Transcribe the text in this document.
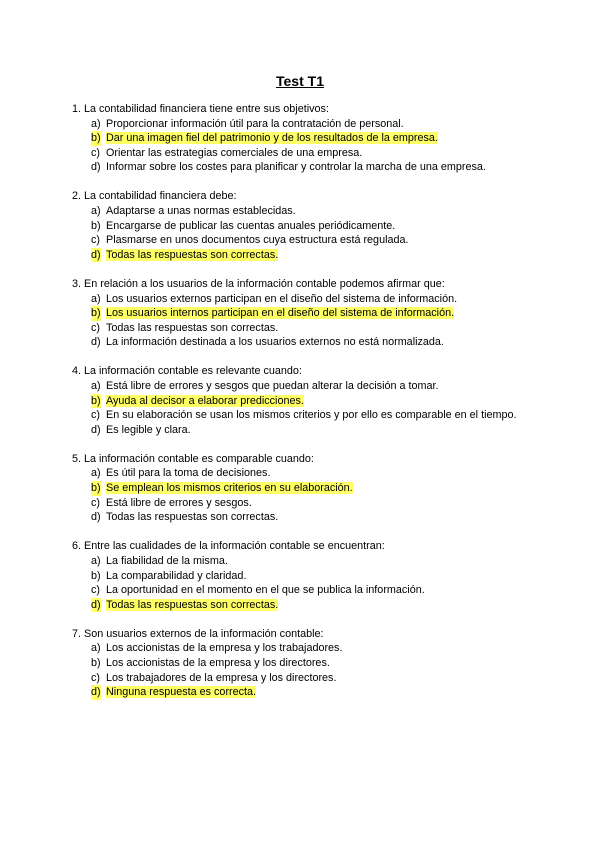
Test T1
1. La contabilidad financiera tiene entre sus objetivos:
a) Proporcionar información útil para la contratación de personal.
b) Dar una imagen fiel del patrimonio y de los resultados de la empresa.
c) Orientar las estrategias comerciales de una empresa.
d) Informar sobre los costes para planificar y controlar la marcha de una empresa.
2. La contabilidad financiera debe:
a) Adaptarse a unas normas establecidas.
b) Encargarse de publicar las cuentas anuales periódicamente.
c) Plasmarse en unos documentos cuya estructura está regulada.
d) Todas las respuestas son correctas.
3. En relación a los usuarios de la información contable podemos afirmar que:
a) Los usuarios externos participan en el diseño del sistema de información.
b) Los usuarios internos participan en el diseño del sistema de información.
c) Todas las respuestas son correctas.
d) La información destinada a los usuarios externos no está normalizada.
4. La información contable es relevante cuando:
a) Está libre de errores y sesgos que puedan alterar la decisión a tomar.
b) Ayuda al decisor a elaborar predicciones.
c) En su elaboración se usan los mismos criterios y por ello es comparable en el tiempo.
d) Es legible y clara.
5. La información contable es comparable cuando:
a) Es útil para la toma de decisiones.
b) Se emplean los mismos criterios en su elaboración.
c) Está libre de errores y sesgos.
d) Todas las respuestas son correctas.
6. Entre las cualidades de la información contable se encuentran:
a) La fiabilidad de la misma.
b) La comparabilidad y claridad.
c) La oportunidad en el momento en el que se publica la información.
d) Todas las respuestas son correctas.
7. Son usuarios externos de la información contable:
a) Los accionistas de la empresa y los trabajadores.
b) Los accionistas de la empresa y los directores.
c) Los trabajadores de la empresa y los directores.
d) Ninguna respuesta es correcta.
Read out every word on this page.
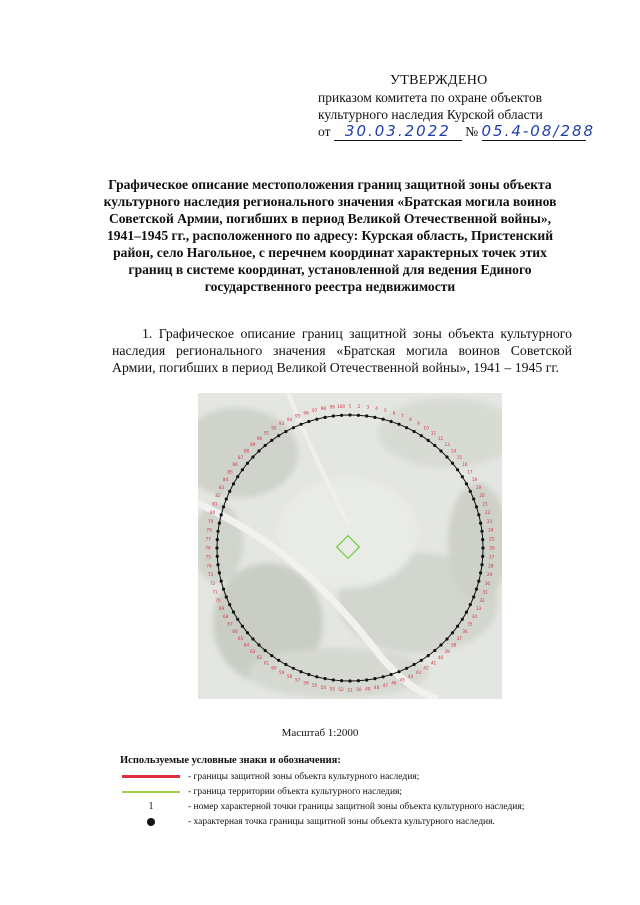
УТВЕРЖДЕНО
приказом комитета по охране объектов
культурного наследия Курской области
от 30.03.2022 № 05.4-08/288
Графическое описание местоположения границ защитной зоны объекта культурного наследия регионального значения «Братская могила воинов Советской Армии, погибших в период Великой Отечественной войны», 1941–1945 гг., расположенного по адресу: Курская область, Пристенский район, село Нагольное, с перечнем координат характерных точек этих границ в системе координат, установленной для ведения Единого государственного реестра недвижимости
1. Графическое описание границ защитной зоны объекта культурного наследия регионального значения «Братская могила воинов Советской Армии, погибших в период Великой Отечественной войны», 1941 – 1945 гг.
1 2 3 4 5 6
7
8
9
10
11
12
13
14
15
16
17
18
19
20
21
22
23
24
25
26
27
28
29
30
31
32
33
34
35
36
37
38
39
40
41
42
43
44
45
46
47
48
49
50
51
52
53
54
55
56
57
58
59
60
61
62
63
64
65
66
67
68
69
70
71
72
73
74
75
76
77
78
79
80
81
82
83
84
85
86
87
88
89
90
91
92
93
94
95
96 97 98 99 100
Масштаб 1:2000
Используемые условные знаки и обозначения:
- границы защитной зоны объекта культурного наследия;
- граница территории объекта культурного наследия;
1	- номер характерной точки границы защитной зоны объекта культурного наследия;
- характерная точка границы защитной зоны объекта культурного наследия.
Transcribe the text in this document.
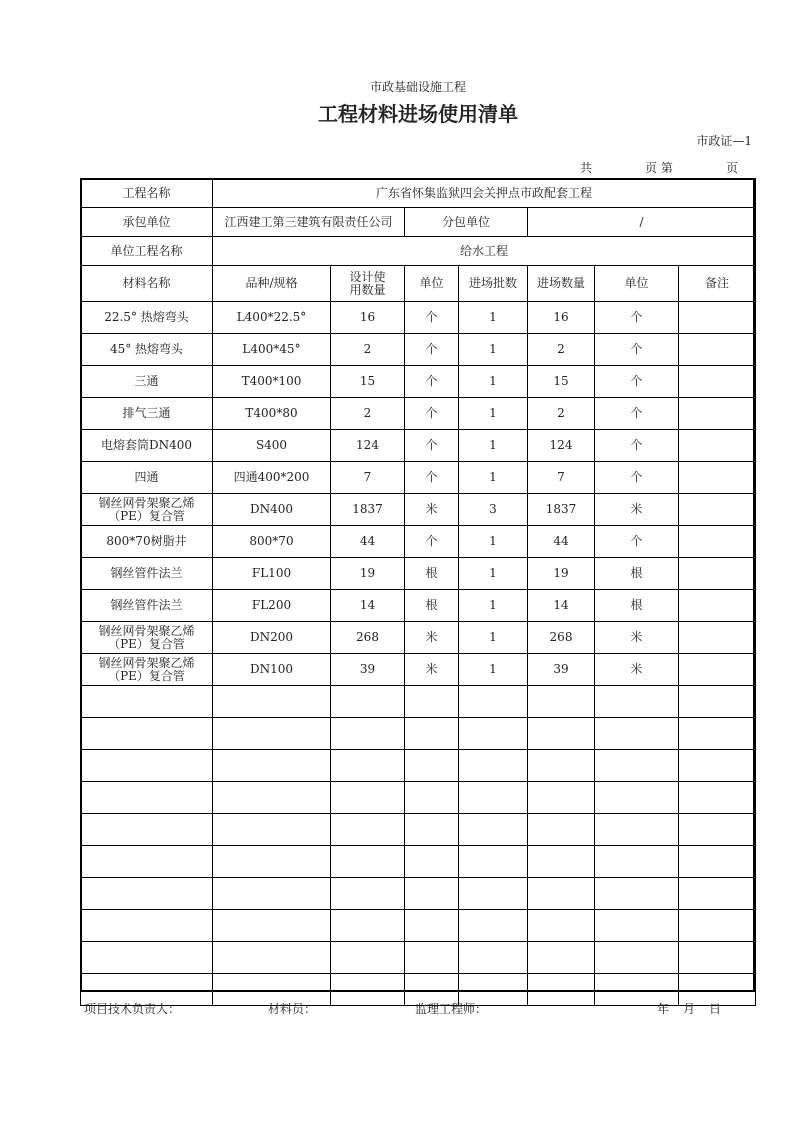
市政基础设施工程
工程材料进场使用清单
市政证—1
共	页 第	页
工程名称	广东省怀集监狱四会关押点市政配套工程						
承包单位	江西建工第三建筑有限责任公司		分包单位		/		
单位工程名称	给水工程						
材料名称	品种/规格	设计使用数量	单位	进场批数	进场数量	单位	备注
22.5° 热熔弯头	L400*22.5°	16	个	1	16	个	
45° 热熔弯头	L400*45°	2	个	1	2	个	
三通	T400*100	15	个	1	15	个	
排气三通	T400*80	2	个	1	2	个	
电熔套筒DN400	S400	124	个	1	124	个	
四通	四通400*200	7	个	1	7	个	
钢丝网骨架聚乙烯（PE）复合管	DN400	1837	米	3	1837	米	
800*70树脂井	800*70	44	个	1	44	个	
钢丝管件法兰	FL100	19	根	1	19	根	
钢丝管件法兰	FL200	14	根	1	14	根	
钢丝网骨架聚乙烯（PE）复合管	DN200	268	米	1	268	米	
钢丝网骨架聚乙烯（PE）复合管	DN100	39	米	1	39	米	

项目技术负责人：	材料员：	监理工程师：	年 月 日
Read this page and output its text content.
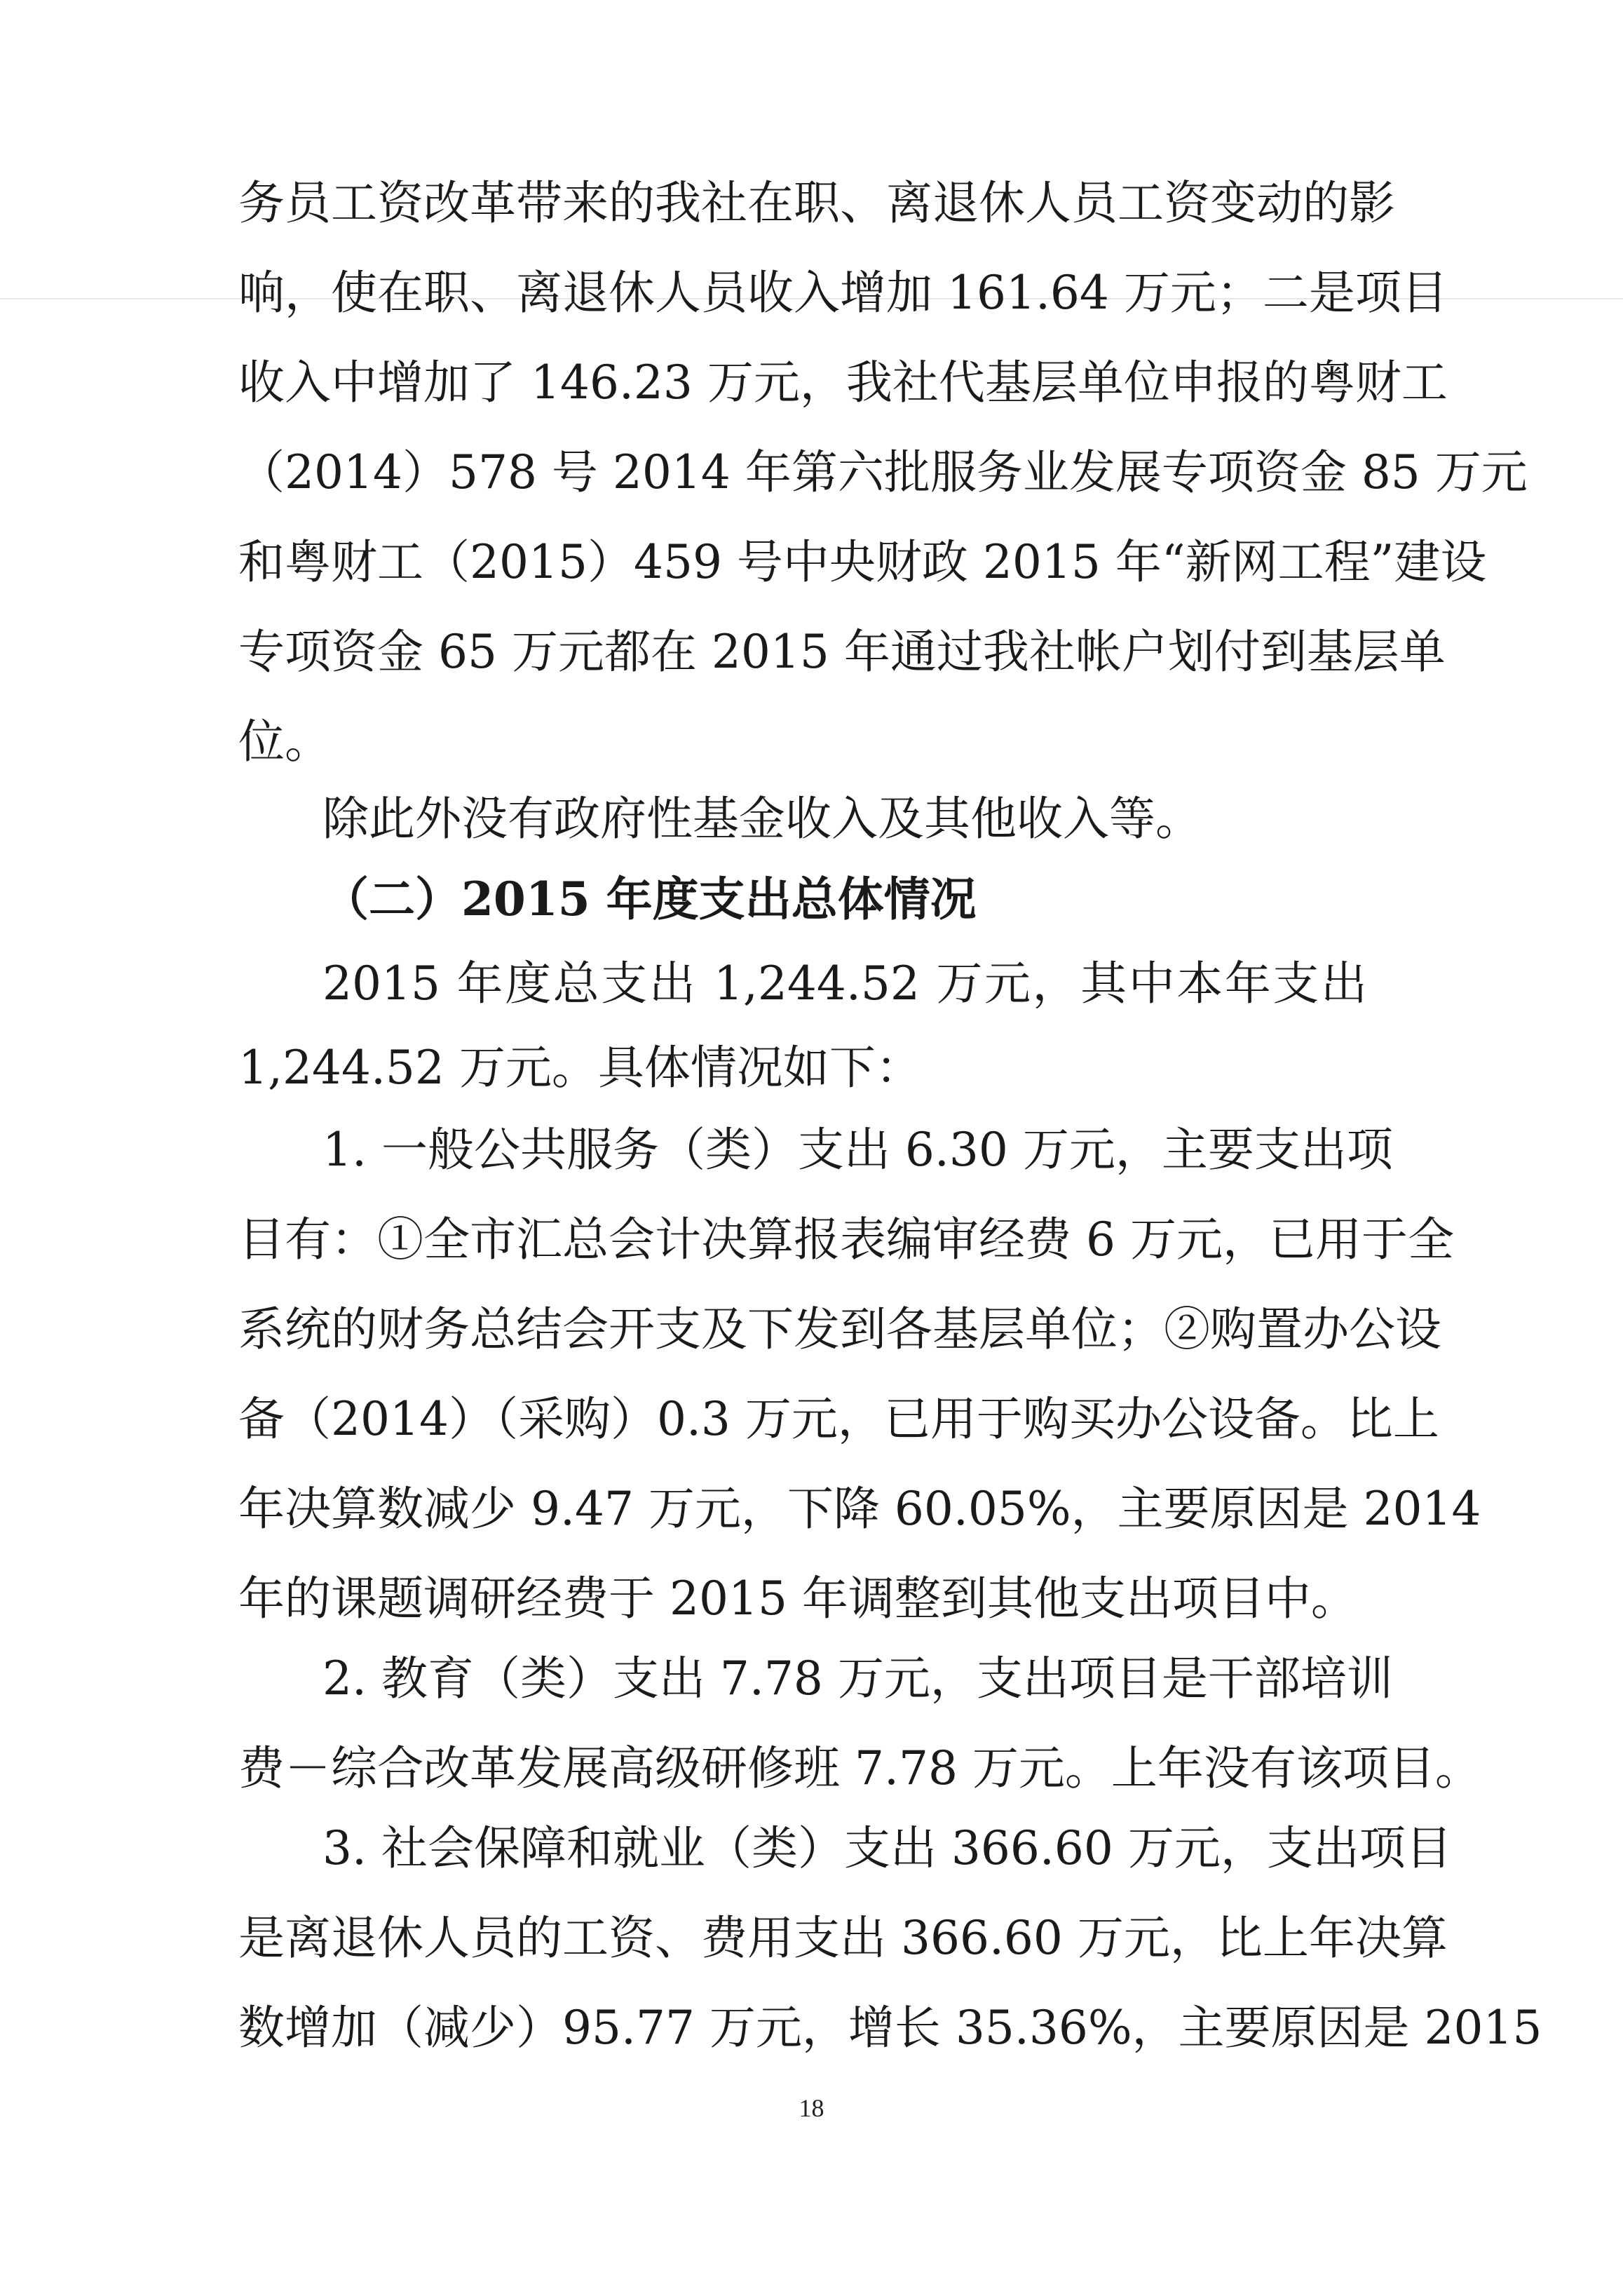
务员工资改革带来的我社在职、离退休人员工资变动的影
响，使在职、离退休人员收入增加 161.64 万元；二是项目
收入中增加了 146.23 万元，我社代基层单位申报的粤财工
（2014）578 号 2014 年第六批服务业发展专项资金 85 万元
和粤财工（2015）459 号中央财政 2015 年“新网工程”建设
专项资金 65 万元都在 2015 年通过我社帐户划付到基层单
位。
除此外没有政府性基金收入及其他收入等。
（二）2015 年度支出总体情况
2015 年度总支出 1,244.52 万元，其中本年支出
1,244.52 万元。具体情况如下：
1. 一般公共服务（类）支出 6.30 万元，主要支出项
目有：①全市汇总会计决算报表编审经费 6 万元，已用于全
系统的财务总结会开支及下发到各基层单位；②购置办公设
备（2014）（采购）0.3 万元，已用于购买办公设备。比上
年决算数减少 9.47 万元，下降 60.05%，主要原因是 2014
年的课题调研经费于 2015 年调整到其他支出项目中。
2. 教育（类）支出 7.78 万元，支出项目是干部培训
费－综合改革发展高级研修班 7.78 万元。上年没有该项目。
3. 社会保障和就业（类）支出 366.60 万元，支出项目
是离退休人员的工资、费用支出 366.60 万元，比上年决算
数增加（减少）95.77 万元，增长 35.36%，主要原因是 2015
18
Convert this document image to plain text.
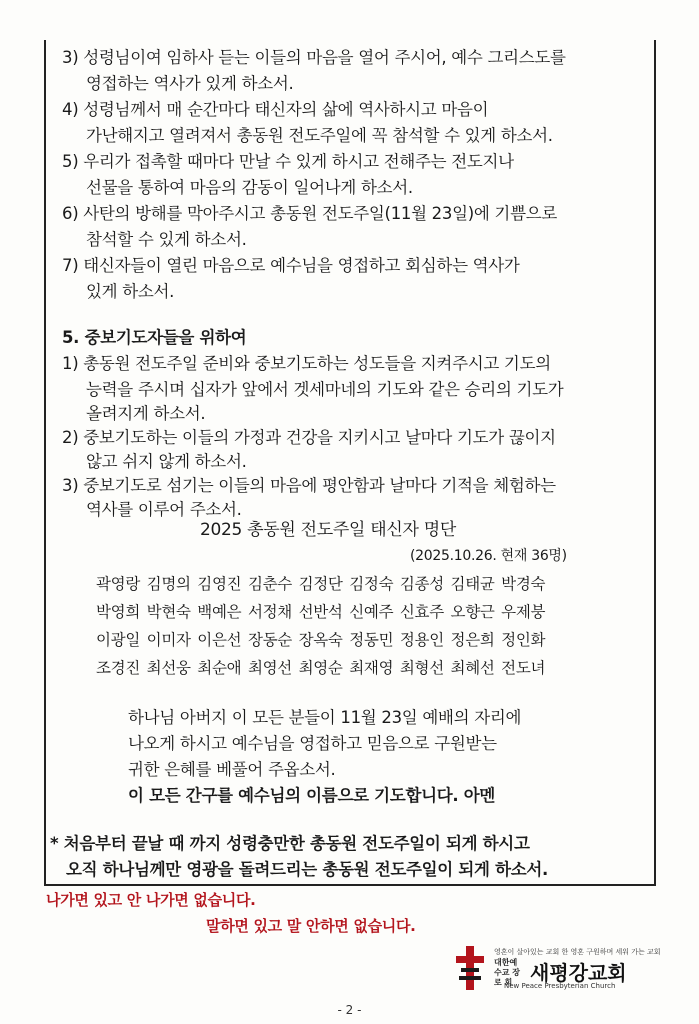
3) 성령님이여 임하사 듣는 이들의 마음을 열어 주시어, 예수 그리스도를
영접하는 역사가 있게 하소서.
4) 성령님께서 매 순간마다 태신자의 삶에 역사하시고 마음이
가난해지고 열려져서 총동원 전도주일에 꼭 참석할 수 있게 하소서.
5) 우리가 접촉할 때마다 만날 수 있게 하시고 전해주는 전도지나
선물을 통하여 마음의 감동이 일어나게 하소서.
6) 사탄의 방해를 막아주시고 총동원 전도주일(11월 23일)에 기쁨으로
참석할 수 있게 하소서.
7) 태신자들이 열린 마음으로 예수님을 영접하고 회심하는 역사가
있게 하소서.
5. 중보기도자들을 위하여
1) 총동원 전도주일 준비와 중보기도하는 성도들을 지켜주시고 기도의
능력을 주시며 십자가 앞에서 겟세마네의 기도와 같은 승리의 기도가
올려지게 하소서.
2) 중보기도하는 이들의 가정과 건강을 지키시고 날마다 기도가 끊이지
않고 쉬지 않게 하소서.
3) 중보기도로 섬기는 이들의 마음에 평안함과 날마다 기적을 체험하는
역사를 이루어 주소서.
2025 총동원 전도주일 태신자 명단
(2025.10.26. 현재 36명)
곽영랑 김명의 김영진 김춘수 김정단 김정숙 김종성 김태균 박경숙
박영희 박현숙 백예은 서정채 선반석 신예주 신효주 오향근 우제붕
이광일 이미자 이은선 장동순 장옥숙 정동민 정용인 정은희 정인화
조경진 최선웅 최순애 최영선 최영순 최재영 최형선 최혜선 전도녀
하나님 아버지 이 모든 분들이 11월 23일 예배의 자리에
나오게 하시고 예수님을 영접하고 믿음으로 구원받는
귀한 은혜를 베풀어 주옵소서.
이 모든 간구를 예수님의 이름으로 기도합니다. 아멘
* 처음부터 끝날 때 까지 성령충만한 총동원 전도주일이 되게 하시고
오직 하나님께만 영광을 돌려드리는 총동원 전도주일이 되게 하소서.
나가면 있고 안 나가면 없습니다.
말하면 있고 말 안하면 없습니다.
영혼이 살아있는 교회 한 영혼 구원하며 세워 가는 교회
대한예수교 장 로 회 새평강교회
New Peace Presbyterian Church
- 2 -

========

WHAT THE EXERCISE ASKS:
Among the lines of the data above, determine how many contain the word "Великой". Report the number alone.

ANSWER TO THE TASK:
2